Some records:
>> START
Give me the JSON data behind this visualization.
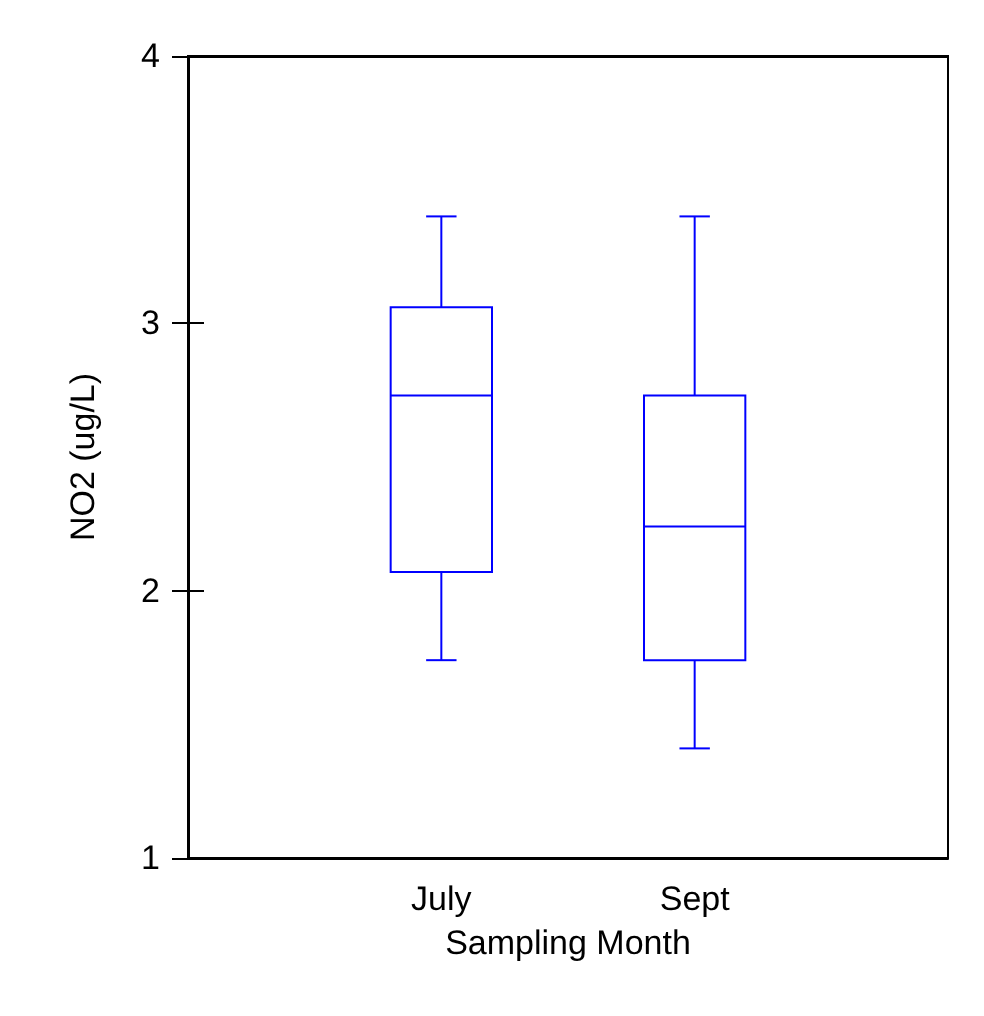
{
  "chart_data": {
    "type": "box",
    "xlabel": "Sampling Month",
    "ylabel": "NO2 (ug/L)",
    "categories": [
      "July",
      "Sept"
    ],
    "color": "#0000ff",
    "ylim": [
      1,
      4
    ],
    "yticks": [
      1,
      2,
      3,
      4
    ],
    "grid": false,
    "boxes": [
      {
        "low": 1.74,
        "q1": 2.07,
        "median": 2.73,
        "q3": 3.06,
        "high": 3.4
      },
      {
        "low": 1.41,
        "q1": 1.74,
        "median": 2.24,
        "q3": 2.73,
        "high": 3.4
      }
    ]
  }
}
>> END
» **THE REQUEST**:
Write the listing above out again exactly, dropping each image.

» **FINAL ANSWER**:
Give me the JSON data behind this visualization.
{
  "chart_data": {
    "type": "box",
    "xlabel": "Sampling Month",
    "ylabel": "NO2 (ug/L)",
    "categories": [
      "July",
      "Sept"
    ],
    "color": "#0000ff",
    "ylim": [
      1,
      4
    ],
    "yticks": [
      1,
      2,
      3,
      4
    ],
    "grid": false,
    "boxes": [
      {
        "low": 1.74,
        "q1": 2.07,
        "median": 2.73,
        "q3": 3.06,
        "high": 3.4
      },
      {
        "low": 1.41,
        "q1": 1.74,
        "median": 2.24,
        "q3": 2.73,
        "high": 3.4
      }
    ]
  }
}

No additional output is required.